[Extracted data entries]
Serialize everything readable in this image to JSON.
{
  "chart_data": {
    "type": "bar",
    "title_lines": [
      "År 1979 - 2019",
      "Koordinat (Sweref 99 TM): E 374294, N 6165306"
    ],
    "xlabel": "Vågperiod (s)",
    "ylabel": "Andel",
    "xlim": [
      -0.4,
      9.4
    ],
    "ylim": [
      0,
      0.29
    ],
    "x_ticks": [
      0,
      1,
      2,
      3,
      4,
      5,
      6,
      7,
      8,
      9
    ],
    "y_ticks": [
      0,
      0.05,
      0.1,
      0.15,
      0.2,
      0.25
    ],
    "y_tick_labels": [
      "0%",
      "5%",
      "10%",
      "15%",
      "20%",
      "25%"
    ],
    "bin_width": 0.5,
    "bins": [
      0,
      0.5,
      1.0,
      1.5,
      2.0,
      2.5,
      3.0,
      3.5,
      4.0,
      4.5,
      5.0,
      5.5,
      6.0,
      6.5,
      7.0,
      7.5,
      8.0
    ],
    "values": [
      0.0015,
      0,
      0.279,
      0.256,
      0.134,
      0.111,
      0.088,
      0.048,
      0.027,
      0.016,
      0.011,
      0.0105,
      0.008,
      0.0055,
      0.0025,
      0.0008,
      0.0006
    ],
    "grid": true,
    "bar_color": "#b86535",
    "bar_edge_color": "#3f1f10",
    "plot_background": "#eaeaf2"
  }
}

* The problem
Print again each line of the listing above, exactly as it appears.

* Exercise response
Serialize everything readable in this image to JSON.
{
  "chart_data": {
    "type": "bar",
    "title_lines": [
      "År 1979 - 2019",
      "Koordinat (Sweref 99 TM): E 374294, N 6165306"
    ],
    "xlabel": "Vågperiod (s)",
    "ylabel": "Andel",
    "xlim": [
      -0.4,
      9.4
    ],
    "ylim": [
      0,
      0.29
    ],
    "x_ticks": [
      0,
      1,
      2,
      3,
      4,
      5,
      6,
      7,
      8,
      9
    ],
    "y_ticks": [
      0,
      0.05,
      0.1,
      0.15,
      0.2,
      0.25
    ],
    "y_tick_labels": [
      "0%",
      "5%",
      "10%",
      "15%",
      "20%",
      "25%"
    ],
    "bin_width": 0.5,
    "bins": [
      0,
      0.5,
      1.0,
      1.5,
      2.0,
      2.5,
      3.0,
      3.5,
      4.0,
      4.5,
      5.0,
      5.5,
      6.0,
      6.5,
      7.0,
      7.5,
      8.0
    ],
    "values": [
      0.0015,
      0,
      0.279,
      0.256,
      0.134,
      0.111,
      0.088,
      0.048,
      0.027,
      0.016,
      0.011,
      0.0105,
      0.008,
      0.0055,
      0.0025,
      0.0008,
      0.0006
    ],
    "grid": true,
    "bar_color": "#b86535",
    "bar_edge_color": "#3f1f10",
    "plot_background": "#eaeaf2"
  }
}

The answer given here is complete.